Extracts from a graphics dataset:
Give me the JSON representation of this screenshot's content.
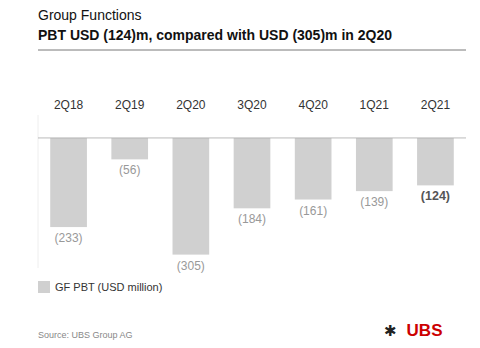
{
  "chart_data": {
    "type": "bar",
    "title": "Group Functions",
    "subtitle": "PBT USD (124)m, compared with USD (305)m in 2Q20",
    "categories": [
      "2Q18",
      "2Q19",
      "2Q20",
      "3Q20",
      "4Q20",
      "1Q21",
      "2Q21"
    ],
    "series": [
      {
        "name": "GF PBT (USD million)",
        "color": "#d0d0d0",
        "values": [
          -233,
          -56,
          -305,
          -184,
          -161,
          -139,
          -124
        ],
        "value_labels": [
          "(233)",
          "(56)",
          "(305)",
          "(184)",
          "(161)",
          "(139)",
          "(124)"
        ]
      }
    ],
    "ylim": [
      -340,
      60
    ],
    "data_labels": true,
    "tick_labels": "x",
    "grid": false,
    "legend": "lower left",
    "annotations": [
      {
        "text": "Source: UBS Group AG"
      },
      {
        "text": "✱"
      },
      {
        "text": "UBS",
        "color": "#cc0000"
      }
    ]
  }
}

Challenge: Check each line above for the word "Group", and copy the lines where it appears.

Problem solution:
    "title": "Group Functions",
        "text": "Source: UBS Group AG"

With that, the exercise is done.